Data records:
▼
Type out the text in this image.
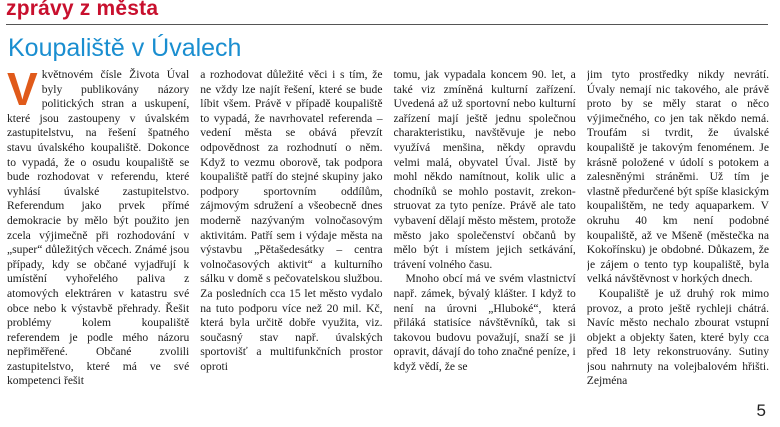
zprávy z města
Koupaliště v Úvalech

Vkvětnovém čísle Života Úval byly publikovány názory politických stran a uskupení, které jsou zastoupeny v úvalském zastupitelstvu, na řešení špatného stavu úvalského koupaliště. Dokonce to vypadá, že o osudu koupaliště se bude rozhodovat v referendu, které vyhlásí úvalské zastupitelstvo. Referendum jako prvek přímé demokracie by mělo být použito jen zcela výjimečně při rozhodování v „super“ důležitých věcech. Známé jsou případy, kdy se občané vyjadřují k umístění vyhořelého paliva z atomových elektráren v katastru své obce nebo k výstavbě přehrady. Řešit problémy kolem koupaliště referendem je podle mého názoru nepřiměřené. Občané zvolili zastupitelstvo, které má ve své kompetenci řešit

a rozhodovat důležité věci i s tím, že ne vždy lze najít řešení, které se bude líbit všem. Právě v případě koupaliště to vypadá, že navrhovatel referenda – vedení města se obává převzít odpovědnost za rozhodnutí o něm. Když to vezmu oborově, tak podpora koupaliště patří do stejné skupiny jako podpory sportovním oddílům, zájmovým sdružení a všeobecně dnes moderně nazývaným volnočasovým aktivitám. Patří sem i výdaje města na výstavbu „Pětašedesátky – centra volnočasových aktivit“ a kulturního sálku v domě s pečovatelskou službou. Za posledních cca 15 let město vydalo na tuto podporu více než 20 mil. Kč, která byla určitě dobře využita, viz. současný stav např. úvalských sportovišť a multifunkčních prostor oproti

tomu, jak vypadala koncem 90. let, a také viz zmíněná kulturní zařízení. Uvedená až už sportovní nebo kulturní zařízení mají ještě jednu společnou charakteristiku, navštěvuje je nebo využívá menšina, někdy opravdu velmi malá, obyvatel Úval. Jistě by mohl někdo namítnout, kolik ulic a chodníků se mohlo postavit, zrekonstruovat za tyto peníze. Právě ale tato vybavení dělají město městem, protože město jako společenství občanů by mělo být i místem jejich setkávání, trávení volného času.

Mnoho obcí má ve svém vlastnictví např. zámek, bývalý klášter. I když to není na úrovni „Hluboké“, která přiláká statisíce návštěvníků, tak si takovou budovu považují, snaží se ji opravit, dávají do toho značné peníze, i když vědí, že se

jim tyto prostředky nikdy nevrátí. Úvaly nemají nic takového, ale právě proto by se měly starat o něco výjimečného, co jen tak někdo nemá. Troufám si tvrdit, že úvalské koupaliště je takovým fenoménem. Je krásně položené v údolí s potokem a zalesněnými stráněmi. Už tím je vlastně předurčené být spíše klasickým koupalištěm, ne tedy aquaparkem. V okruhu 40 km není podobné koupaliště, až ve Mšeně (městečka na Kokořínsku) je obdobné. Důkazem, že je zájem o tento typ koupaliště, byla velká návštěvnost v horkých dnech.

Koupaliště je už druhý rok mimo provoz, a proto ještě rychleji chátrá. Navíc město nechalo zbourat vstupní objekt a objekty šaten, které byly cca před 18 lety rekonstruovány. Sutiny jsou nahrnuty na volejbalovém hřišti. Zejména

5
▲
AIM OF THE EXERCISE:
Copy all lines from the material that include "peníze".

RIGHT ANSWER:
tomu, jak vypadala koncem 90. let, a také viz zmíněná kulturní zařízení. Uvedená až už sportovní nebo kulturní zařízení mají ještě jednu společnou charakteristiku, navštěvuje je nebo využívá menšina, někdy opravdu velmi malá, obyvatel Úval. Jistě by mohl někdo namítnout, kolik ulic a chodníků se mohlo postavit, zrekonstruovat za tyto peníze. Právě ale tato vybavení dělají město městem, protože město jako společenství občanů by mělo být i místem jejich setkávání, trávení volného času.
Mnoho obcí má ve svém vlastnictví např. zámek, bývalý klášter. I když to není na úrovni „Hluboké“, která přiláká statisíce návštěvníků, tak si takovou budovu považují, snaží se ji opravit, dávají do toho značné peníze, i když vědí, že se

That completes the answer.